[TASK DETAILS]
Tell how many lines contain the word "ffffff". Reply with the number only.

____

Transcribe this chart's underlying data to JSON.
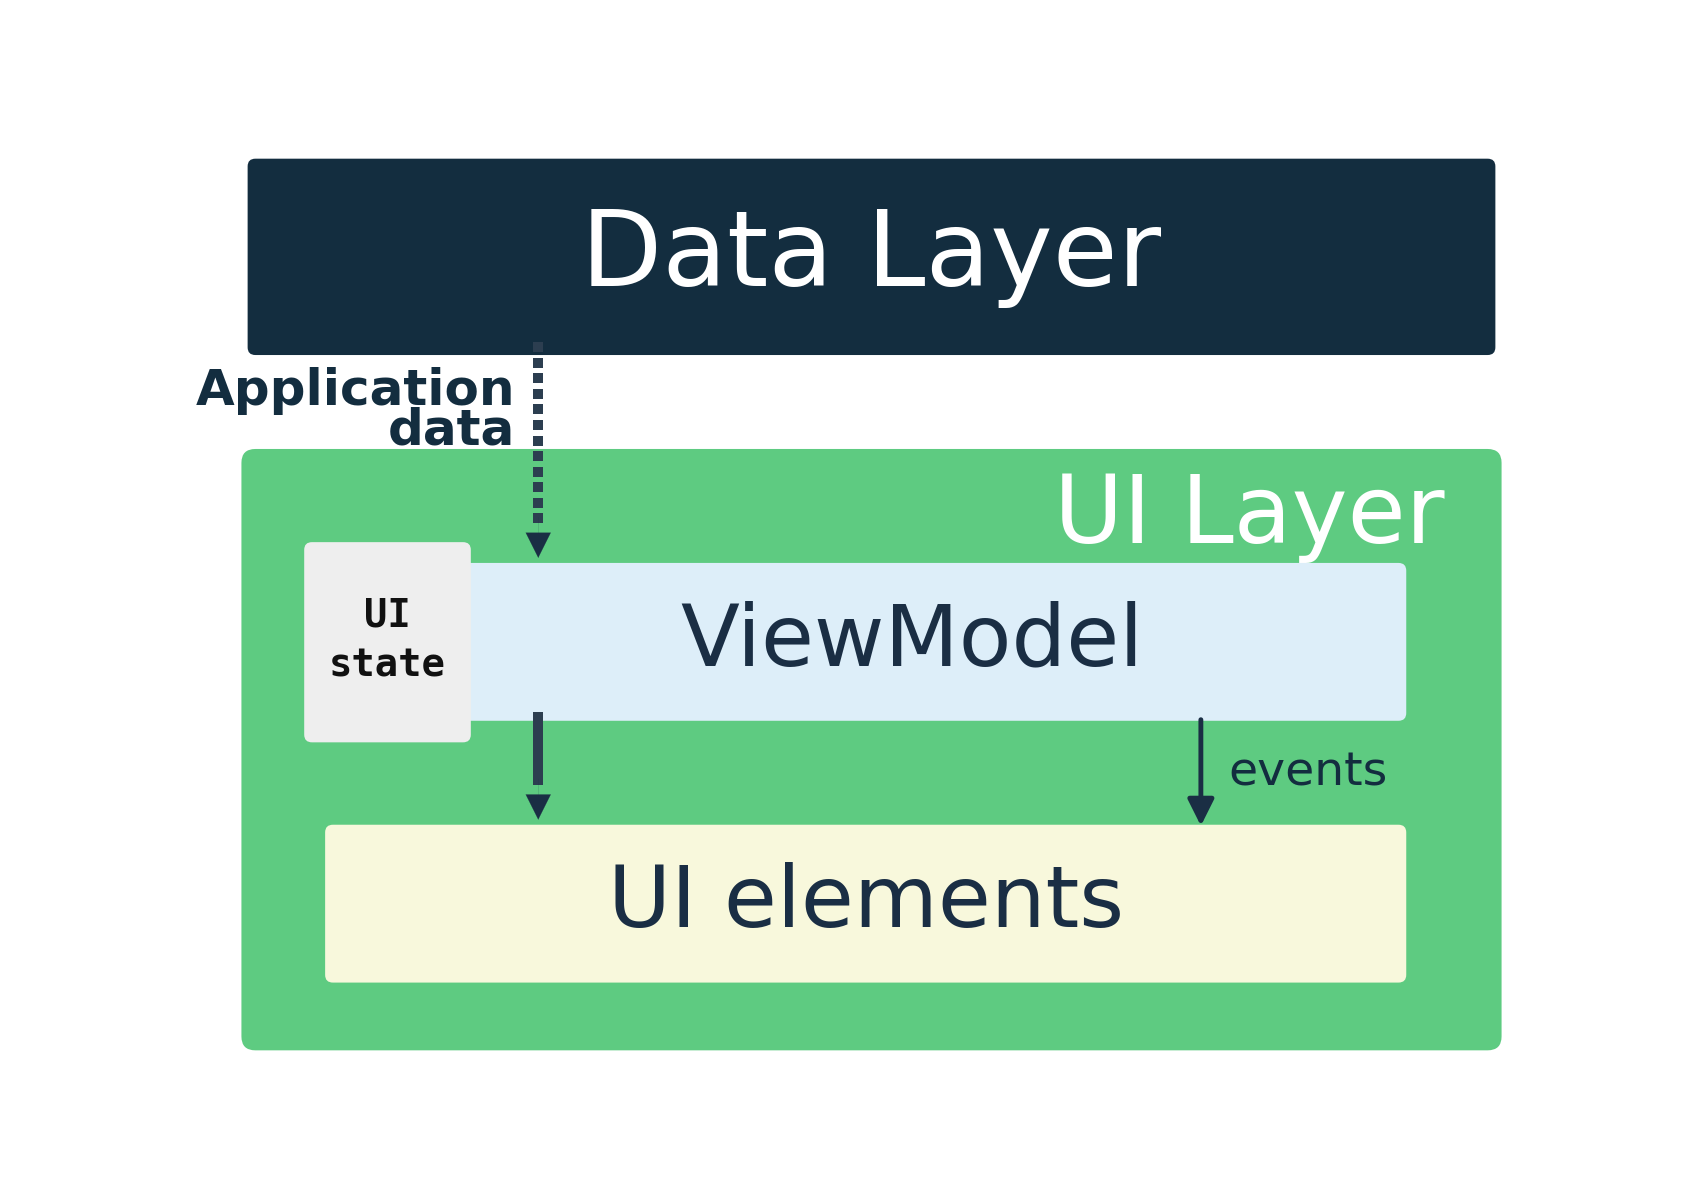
{
  "bg_color": "#ffffff",
  "data_layer_bg": "#132d3f",
  "data_layer_text": "Data Layer",
  "data_layer_text_color": "#ffffff",
  "ui_layer_bg": "#5ecb81",
  "ui_layer_text": "UI Layer",
  "ui_layer_text_color": "#ffffff",
  "viewmodel_bg": "#ddeef9",
  "viewmodel_text": "ViewModel",
  "viewmodel_text_color": "#1a2e44",
  "ui_elements_bg": "#f8f8dc",
  "ui_elements_text": "UI elements",
  "ui_elements_text_color": "#1a2e44",
  "ui_state_bg": "#eeeeee",
  "ui_state_text_line1": "UI",
  "ui_state_text_line2": "state",
  "ui_state_text_color": "#111111",
  "app_data_text_line1": "Application",
  "app_data_text_line2": "data",
  "app_data_text_color": "#132d3f",
  "events_text": "events",
  "events_text_color": "#132d3f",
  "arrow_color": "#1a2e44",
  "dot_color": "#2c3e50"
}
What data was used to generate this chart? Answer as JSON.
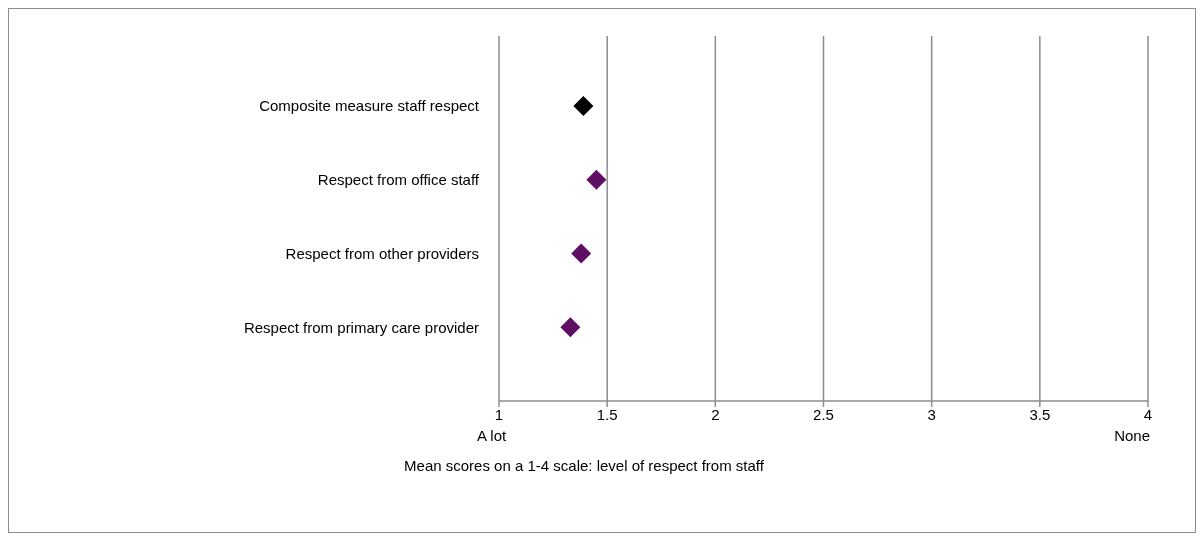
{
  "chart_data": {
    "type": "scatter",
    "xlabel": "Mean scores on a 1-4 scale: level of respect from staff",
    "categories": [
      "Composite measure staff respect",
      "Respect from office staff",
      "Respect from other providers",
      "Respect from primary care provider"
    ],
    "values": [
      1.39,
      1.45,
      1.38,
      1.33
    ],
    "colors": [
      "#000000",
      "#5f0f63",
      "#5f0f63",
      "#5f0f63"
    ],
    "xlim": [
      1,
      4
    ],
    "xticks": [
      1,
      1.5,
      2,
      2.5,
      3,
      3.5,
      4
    ],
    "annotations": [
      "A lot",
      "None"
    ],
    "grid": "x",
    "marker": "diamond",
    "orientation": "horizontal"
  }
}
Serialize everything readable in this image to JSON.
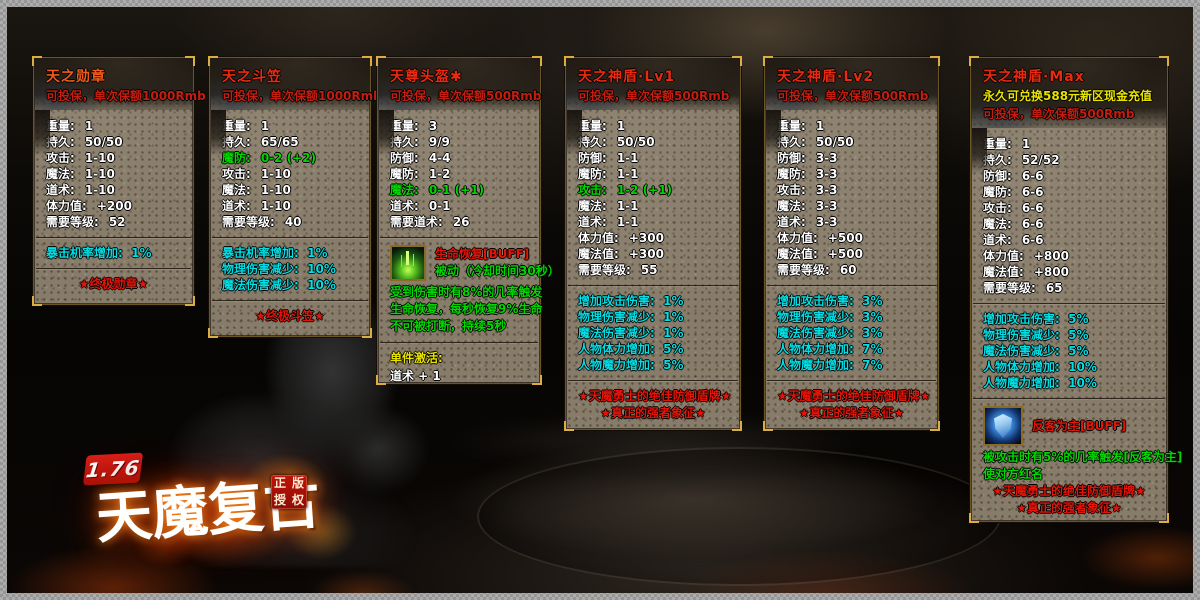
{
  "logo": {
    "version": "1.76",
    "title": "天魔复古",
    "seal_chars": [
      "正",
      "版",
      "授",
      "权"
    ]
  },
  "colors": {
    "title_red": "#ea2a10",
    "title_orange": "#ee5c1c",
    "insure_red": "#c41e10",
    "special_yellow": "#e8e400",
    "bonus_cyan": "#00dfe6",
    "upgrade_green": "#00d800",
    "footer_red": "#e51408",
    "stat_white": "#ffffff"
  },
  "panels": [
    {
      "title": "天之勋章",
      "title_style": "orange",
      "header_lines": [
        {
          "text": "可投保，单次保额1000Rmb",
          "style": "insure"
        }
      ],
      "sections": [
        {
          "kind": "stats",
          "rows": [
            {
              "label": "重量:",
              "value": "1"
            },
            {
              "label": "持久:",
              "value": "50/50"
            },
            {
              "label": "攻击:",
              "value": "1-10"
            },
            {
              "label": "魔法:",
              "value": "1-10"
            },
            {
              "label": "道术:",
              "value": "1-10"
            },
            {
              "label": "体力值:",
              "value": "+200"
            },
            {
              "label": "需要等级:",
              "value": "52"
            }
          ]
        },
        {
          "kind": "lines",
          "divider": true,
          "style": "cyan",
          "items": [
            "暴击机率增加:  1%"
          ]
        },
        {
          "kind": "footer",
          "divider": true,
          "items": [
            "★终极勋章★"
          ]
        }
      ]
    },
    {
      "title": "天之斗笠",
      "title_style": "red",
      "header_lines": [
        {
          "text": "可投保，单次保额1000Rmb",
          "style": "insure"
        }
      ],
      "sections": [
        {
          "kind": "stats",
          "rows": [
            {
              "label": "重量:",
              "value": "1"
            },
            {
              "label": "持久:",
              "value": "65/65"
            },
            {
              "label": "魔防:",
              "value": "0-2 (+2)",
              "style": "green"
            },
            {
              "label": "攻击:",
              "value": "1-10"
            },
            {
              "label": "魔法:",
              "value": "1-10"
            },
            {
              "label": "道术:",
              "value": "1-10"
            },
            {
              "label": "需要等级:",
              "value": "40"
            }
          ]
        },
        {
          "kind": "lines",
          "divider": true,
          "style": "cyan",
          "items": [
            "暴击机率增加:  1%",
            "物理伤害减少:  10%",
            "魔法伤害减少:  10%"
          ]
        },
        {
          "kind": "footer",
          "divider": true,
          "items": [
            "★终极斗笠★"
          ]
        }
      ]
    },
    {
      "title": "天尊头盔✱",
      "title_style": "red",
      "header_lines": [
        {
          "text": "可投保，单次保额500Rmb",
          "style": "insure"
        }
      ],
      "sections": [
        {
          "kind": "stats",
          "rows": [
            {
              "label": "重量:",
              "value": "3"
            },
            {
              "label": "持久:",
              "value": "9/9"
            },
            {
              "label": "防御:",
              "value": "4-4"
            },
            {
              "label": "魔防:",
              "value": "1-2"
            },
            {
              "label": "魔法:",
              "value": "0-1 (+1)",
              "style": "green"
            },
            {
              "label": "道术:",
              "value": "0-1"
            },
            {
              "label": "需要道术:",
              "value": "26"
            }
          ]
        },
        {
          "kind": "buff",
          "divider": true,
          "icon": "life-recovery-buff-icon",
          "name": "生命恢复[BUFF]",
          "sub": "被动（冷却时间30秒）",
          "lines": [
            "受到伤害时有8%的几率触发",
            "生命恢复，每秒恢复9%生命",
            "不可被打断，持续5秒"
          ]
        },
        {
          "kind": "activate",
          "divider": true,
          "label": "单件激活:",
          "lines": [
            "道术 + 1"
          ]
        }
      ]
    },
    {
      "title": "天之神盾·Lv1",
      "title_style": "red",
      "header_lines": [
        {
          "text": "可投保，单次保额500Rmb",
          "style": "insure"
        }
      ],
      "sections": [
        {
          "kind": "stats",
          "rows": [
            {
              "label": "重量:",
              "value": "1"
            },
            {
              "label": "持久:",
              "value": "50/50"
            },
            {
              "label": "防御:",
              "value": "1-1"
            },
            {
              "label": "魔防:",
              "value": "1-1"
            },
            {
              "label": "攻击:",
              "value": "1-2 (+1)",
              "style": "green"
            },
            {
              "label": "魔法:",
              "value": "1-1"
            },
            {
              "label": "道术:",
              "value": "1-1"
            },
            {
              "label": "体力值:",
              "value": "+300"
            },
            {
              "label": "魔法值:",
              "value": "+300"
            },
            {
              "label": "需要等级:",
              "value": "55"
            }
          ]
        },
        {
          "kind": "lines",
          "divider": true,
          "style": "cyan",
          "items": [
            "增加攻击伤害:  1%",
            "物理伤害减少:  1%",
            "魔法伤害减少:  1%",
            "人物体力增加:  5%",
            "人物魔力增加:  5%"
          ]
        },
        {
          "kind": "footer",
          "divider": true,
          "items": [
            "★天魔勇士的绝佳防御盾牌★",
            "★真正的强者象征★"
          ]
        }
      ]
    },
    {
      "title": "天之神盾·Lv2",
      "title_style": "red",
      "header_lines": [
        {
          "text": "可投保，单次保额500Rmb",
          "style": "insure"
        }
      ],
      "sections": [
        {
          "kind": "stats",
          "rows": [
            {
              "label": "重量:",
              "value": "1"
            },
            {
              "label": "持久:",
              "value": "50/50"
            },
            {
              "label": "防御:",
              "value": "3-3"
            },
            {
              "label": "魔防:",
              "value": "3-3"
            },
            {
              "label": "攻击:",
              "value": "3-3"
            },
            {
              "label": "魔法:",
              "value": "3-3"
            },
            {
              "label": "道术:",
              "value": "3-3"
            },
            {
              "label": "体力值:",
              "value": "+500"
            },
            {
              "label": "魔法值:",
              "value": "+500"
            },
            {
              "label": "需要等级:",
              "value": "60"
            }
          ]
        },
        {
          "kind": "lines",
          "divider": true,
          "style": "cyan",
          "items": [
            "增加攻击伤害:  3%",
            "物理伤害减少:  3%",
            "魔法伤害减少:  3%",
            "人物体力增加:  7%",
            "人物魔力增加:  7%"
          ]
        },
        {
          "kind": "footer",
          "divider": true,
          "items": [
            "★天魔勇士的绝佳防御盾牌★",
            "★真正的强者象征★"
          ]
        }
      ]
    },
    {
      "title": "天之神盾·Max",
      "title_style": "red",
      "header_lines": [
        {
          "text": "永久可兑换588元新区现金充值",
          "style": "special"
        },
        {
          "text": "可投保，单次保额500Rmb",
          "style": "insure"
        }
      ],
      "sections": [
        {
          "kind": "stats",
          "rows": [
            {
              "label": "重量:",
              "value": "1"
            },
            {
              "label": "持久:",
              "value": "52/52"
            },
            {
              "label": "防御:",
              "value": "6-6"
            },
            {
              "label": "魔防:",
              "value": "6-6"
            },
            {
              "label": "攻击:",
              "value": "6-6"
            },
            {
              "label": "魔法:",
              "value": "6-6"
            },
            {
              "label": "道术:",
              "value": "6-6"
            },
            {
              "label": "体力值:",
              "value": "+800"
            },
            {
              "label": "魔法值:",
              "value": "+800"
            },
            {
              "label": "需要等级:",
              "value": "65"
            }
          ]
        },
        {
          "kind": "lines",
          "divider": true,
          "style": "cyan",
          "items": [
            "增加攻击伤害:  5%",
            "物理伤害减少:  5%",
            "魔法伤害减少:  5%",
            "人物体力增加:  10%",
            "人物魔力增加:  10%"
          ]
        },
        {
          "kind": "buff",
          "divider": true,
          "icon": "counter-attack-buff-icon",
          "name": "反客为主[BUFF]",
          "lines": [
            "被攻击时有5%的几率触发[反客为主]",
            "使对方红名"
          ]
        },
        {
          "kind": "footer",
          "divider": false,
          "items": [
            "★天魔勇士的绝佳防御盾牌★",
            "★真正的强者象征★"
          ]
        }
      ]
    }
  ]
}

____

[PROBLEM SOLUTION]
4